_Given task_. Your task is to copy every line of the entries that contains "JSON".
#####
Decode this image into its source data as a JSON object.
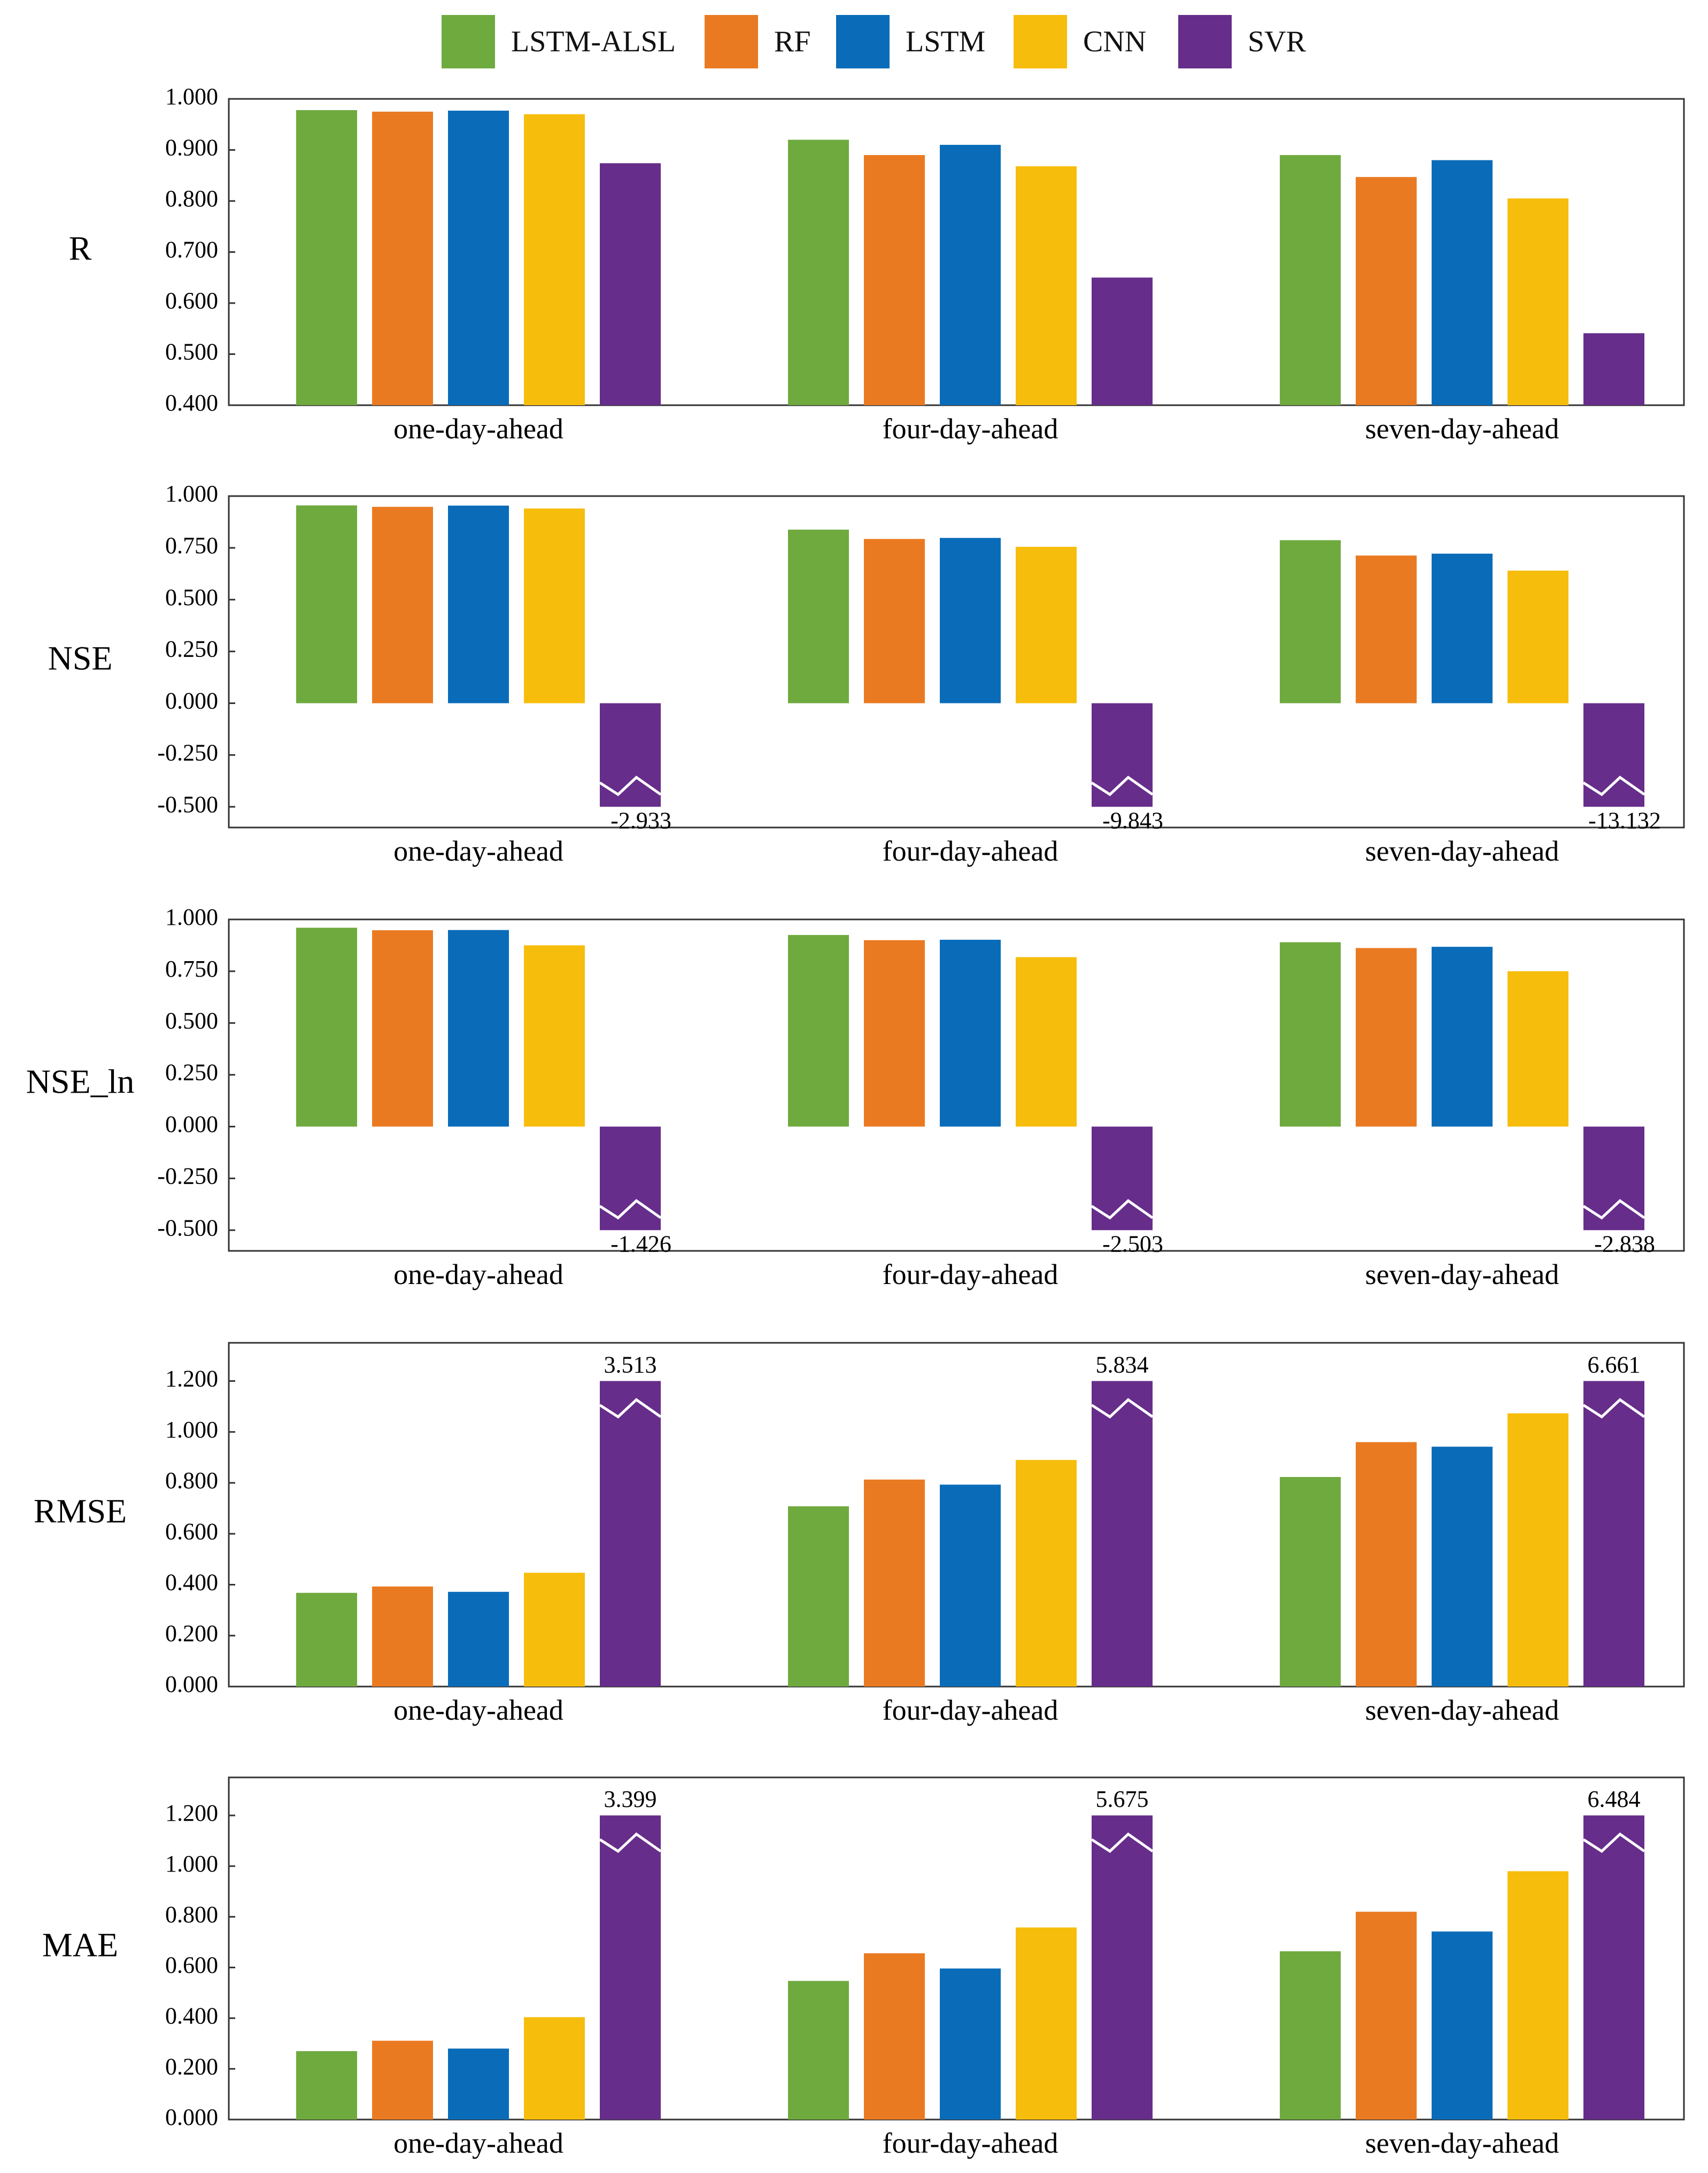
{
  "legend": [
    {
      "name": "LSTM-ALSL",
      "color": "#6faa3f"
    },
    {
      "name": "RF",
      "color": "#ea7a22"
    },
    {
      "name": "LSTM",
      "color": "#0a6cb9"
    },
    {
      "name": "CNN",
      "color": "#f7bd0c"
    },
    {
      "name": "SVR",
      "color": "#662d8a"
    }
  ],
  "chart_data": [
    {
      "type": "bar",
      "ylabel": "R",
      "categories": [
        "one-day-ahead",
        "four-day-ahead",
        "seven-day-ahead"
      ],
      "ylim": [
        0.4,
        1.0
      ],
      "yticks": [
        "0.400",
        "0.500",
        "0.600",
        "0.700",
        "0.800",
        "0.900",
        "1.000"
      ],
      "series": [
        {
          "name": "LSTM-ALSL",
          "values": [
            0.978,
            0.92,
            0.89
          ]
        },
        {
          "name": "RF",
          "values": [
            0.975,
            0.89,
            0.847
          ]
        },
        {
          "name": "LSTM",
          "values": [
            0.977,
            0.91,
            0.88
          ]
        },
        {
          "name": "CNN",
          "values": [
            0.97,
            0.868,
            0.805
          ]
        },
        {
          "name": "SVR",
          "values": [
            0.874,
            0.65,
            0.541
          ]
        }
      ]
    },
    {
      "type": "bar",
      "ylabel": "NSE",
      "categories": [
        "one-day-ahead",
        "four-day-ahead",
        "seven-day-ahead"
      ],
      "ylim": [
        -0.6,
        1.0
      ],
      "yticks": [
        "-0.500",
        "-0.250",
        "0.000",
        "0.250",
        "0.500",
        "0.750",
        "1.000"
      ],
      "series": [
        {
          "name": "LSTM-ALSL",
          "values": [
            0.955,
            0.838,
            0.787
          ]
        },
        {
          "name": "RF",
          "values": [
            0.948,
            0.793,
            0.713
          ]
        },
        {
          "name": "LSTM",
          "values": [
            0.954,
            0.798,
            0.722
          ]
        },
        {
          "name": "CNN",
          "values": [
            0.94,
            0.755,
            0.64
          ]
        },
        {
          "name": "SVR",
          "values": [
            -2.933,
            -9.843,
            -13.132
          ],
          "labels": [
            "-2.933",
            "-9.843",
            "-13.132"
          ],
          "broken": true
        }
      ]
    },
    {
      "type": "bar",
      "ylabel": "NSE_ln",
      "categories": [
        "one-day-ahead",
        "four-day-ahead",
        "seven-day-ahead"
      ],
      "ylim": [
        -0.6,
        1.0
      ],
      "yticks": [
        "-0.500",
        "-0.250",
        "0.000",
        "0.250",
        "0.500",
        "0.750",
        "1.000"
      ],
      "series": [
        {
          "name": "LSTM-ALSL",
          "values": [
            0.96,
            0.925,
            0.89
          ]
        },
        {
          "name": "RF",
          "values": [
            0.948,
            0.9,
            0.862
          ]
        },
        {
          "name": "LSTM",
          "values": [
            0.949,
            0.902,
            0.868
          ]
        },
        {
          "name": "CNN",
          "values": [
            0.875,
            0.818,
            0.75
          ]
        },
        {
          "name": "SVR",
          "values": [
            -1.426,
            -2.503,
            -2.838
          ],
          "labels": [
            "-1.426",
            "-2.503",
            "-2.838"
          ],
          "broken": true
        }
      ]
    },
    {
      "type": "bar",
      "ylabel": "RMSE",
      "categories": [
        "one-day-ahead",
        "four-day-ahead",
        "seven-day-ahead"
      ],
      "ylim": [
        0.0,
        1.35
      ],
      "yticks": [
        "0.000",
        "0.200",
        "0.400",
        "0.600",
        "0.800",
        "1.000",
        "1.200"
      ],
      "series": [
        {
          "name": "LSTM-ALSL",
          "values": [
            0.368,
            0.708,
            0.823
          ]
        },
        {
          "name": "RF",
          "values": [
            0.393,
            0.813,
            0.96
          ]
        },
        {
          "name": "LSTM",
          "values": [
            0.372,
            0.793,
            0.942
          ]
        },
        {
          "name": "CNN",
          "values": [
            0.447,
            0.89,
            1.073
          ]
        },
        {
          "name": "SVR",
          "values": [
            3.513,
            5.834,
            6.661
          ],
          "labels": [
            "3.513",
            "5.834",
            "6.661"
          ],
          "broken": true
        }
      ]
    },
    {
      "type": "bar",
      "ylabel": "MAE",
      "categories": [
        "one-day-ahead",
        "four-day-ahead",
        "seven-day-ahead"
      ],
      "ylim": [
        0.0,
        1.35
      ],
      "yticks": [
        "0.000",
        "0.200",
        "0.400",
        "0.600",
        "0.800",
        "1.000",
        "1.200"
      ],
      "series": [
        {
          "name": "LSTM-ALSL",
          "values": [
            0.27,
            0.547,
            0.664
          ]
        },
        {
          "name": "RF",
          "values": [
            0.311,
            0.656,
            0.82
          ]
        },
        {
          "name": "LSTM",
          "values": [
            0.28,
            0.596,
            0.742
          ]
        },
        {
          "name": "CNN",
          "values": [
            0.404,
            0.758,
            0.98
          ]
        },
        {
          "name": "SVR",
          "values": [
            3.399,
            5.675,
            6.484
          ],
          "labels": [
            "3.399",
            "5.675",
            "6.484"
          ],
          "broken": true
        }
      ]
    }
  ]
}
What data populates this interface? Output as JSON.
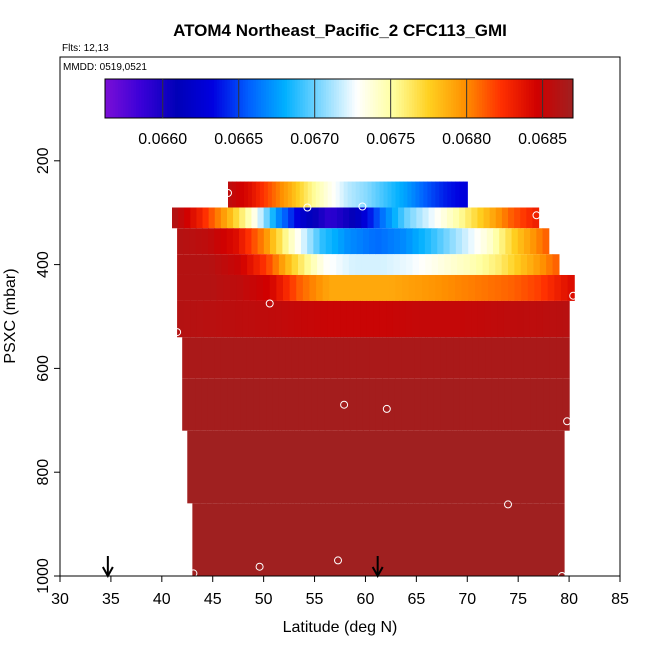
{
  "chart_data": {
    "type": "heatmap",
    "title": "ATOM4 Northeast_Pacific_2 CFC113_GMI",
    "flights_note": "Flts: 12,13",
    "mmdd_note": "MMDD: 0519,0521",
    "xlabel": "Latitude (deg N)",
    "ylabel": "PSXC (mbar)",
    "xlim": [
      30,
      85
    ],
    "ylim": [
      1000,
      0
    ],
    "x_ticks": [
      "30",
      "35",
      "40",
      "45",
      "50",
      "55",
      "60",
      "65",
      "70",
      "75",
      "80",
      "85"
    ],
    "y_ticks": [
      "200",
      "400",
      "600",
      "800",
      "1000"
    ],
    "colorbar": {
      "min": 0.06562,
      "max": 0.0687,
      "ticks": [
        "0.0660",
        "0.0665",
        "0.0670",
        "0.0675",
        "0.0680",
        "0.0685"
      ],
      "colors": [
        "#7b0fd6",
        "#3a00d8",
        "#0000b8",
        "#0000e0",
        "#0060ff",
        "#00b0ff",
        "#80d8ff",
        "#ffffff",
        "#ffffa0",
        "#ffd020",
        "#ff9000",
        "#ff3000",
        "#d00000",
        "#a02020"
      ]
    },
    "layers": [
      {
        "p_top": 240,
        "p_bot": 290,
        "lat_start": 46.5,
        "lat_end": 70,
        "values": [
          0.06855,
          0.0684,
          0.06815,
          0.0679,
          0.0676,
          0.06735,
          0.06715,
          0.06705,
          0.0669,
          0.06675,
          0.06655,
          0.0664,
          0.0663
        ]
      },
      {
        "p_top": 290,
        "p_bot": 330,
        "lat_start": 41,
        "lat_end": 77,
        "values": [
          0.0686,
          0.0683,
          0.0679,
          0.0674,
          0.0667,
          0.0662,
          0.0659,
          0.0661,
          0.0666,
          0.067,
          0.06725,
          0.0675,
          0.0678,
          0.0681,
          0.0683
        ]
      },
      {
        "p_top": 330,
        "p_bot": 380,
        "lat_start": 41.5,
        "lat_end": 78,
        "values": [
          0.0686,
          0.06855,
          0.0684,
          0.068,
          0.0674,
          0.0669,
          0.0667,
          0.0666,
          0.0667,
          0.0669,
          0.06715,
          0.0674,
          0.0678,
          0.0681
        ]
      },
      {
        "p_top": 380,
        "p_bot": 420,
        "lat_start": 41.5,
        "lat_end": 79,
        "values": [
          0.0686,
          0.0686,
          0.0685,
          0.0682,
          0.0677,
          0.0673,
          0.0672,
          0.0672,
          0.06725,
          0.06735,
          0.06745,
          0.0676,
          0.06785,
          0.0681
        ]
      },
      {
        "p_top": 420,
        "p_bot": 470,
        "lat_start": 41.5,
        "lat_end": 80.5,
        "values": [
          0.0686,
          0.0686,
          0.06855,
          0.06845,
          0.0681,
          0.0679,
          0.0679,
          0.0679,
          0.06795,
          0.068,
          0.06805,
          0.0681,
          0.0682,
          0.0684
        ]
      },
      {
        "p_top": 470,
        "p_bot": 540,
        "lat_start": 41.5,
        "lat_end": 80,
        "values": [
          0.0686,
          0.06858,
          0.06856,
          0.06855,
          0.06852,
          0.0685,
          0.0685,
          0.0685,
          0.06852,
          0.06852,
          0.06853,
          0.06855,
          0.06856,
          0.06858
        ]
      },
      {
        "p_top": 540,
        "p_bot": 620,
        "lat_start": 42,
        "lat_end": 80,
        "values": [
          0.06865
        ]
      },
      {
        "p_top": 620,
        "p_bot": 720,
        "lat_start": 42,
        "lat_end": 80,
        "values": [
          0.06868
        ]
      },
      {
        "p_top": 720,
        "p_bot": 860,
        "lat_start": 42.5,
        "lat_end": 79.5,
        "values": [
          0.0687
        ]
      },
      {
        "p_top": 860,
        "p_bot": 1000,
        "lat_start": 43,
        "lat_end": 79.5,
        "values": [
          0.0687
        ]
      }
    ],
    "sample_points": [
      {
        "lat": 69.6,
        "p": 230
      },
      {
        "lat": 46.5,
        "p": 262
      },
      {
        "lat": 40.8,
        "p": 266
      },
      {
        "lat": 54.3,
        "p": 290
      },
      {
        "lat": 59.7,
        "p": 288
      },
      {
        "lat": 76.8,
        "p": 305
      },
      {
        "lat": 50.6,
        "p": 475
      },
      {
        "lat": 80.4,
        "p": 460
      },
      {
        "lat": 41.5,
        "p": 530
      },
      {
        "lat": 57.9,
        "p": 670
      },
      {
        "lat": 62.1,
        "p": 678
      },
      {
        "lat": 79.8,
        "p": 702
      },
      {
        "lat": 74.0,
        "p": 862
      },
      {
        "lat": 57.3,
        "p": 970
      },
      {
        "lat": 49.6,
        "p": 982
      },
      {
        "lat": 43.1,
        "p": 995
      },
      {
        "lat": 79.3,
        "p": 1000
      }
    ],
    "arrow_markers": [
      34.7,
      61.2
    ]
  }
}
#####
_Task output_.
Decode this image into its source data as a JSON object.
What data populates this interface? Output as JSON.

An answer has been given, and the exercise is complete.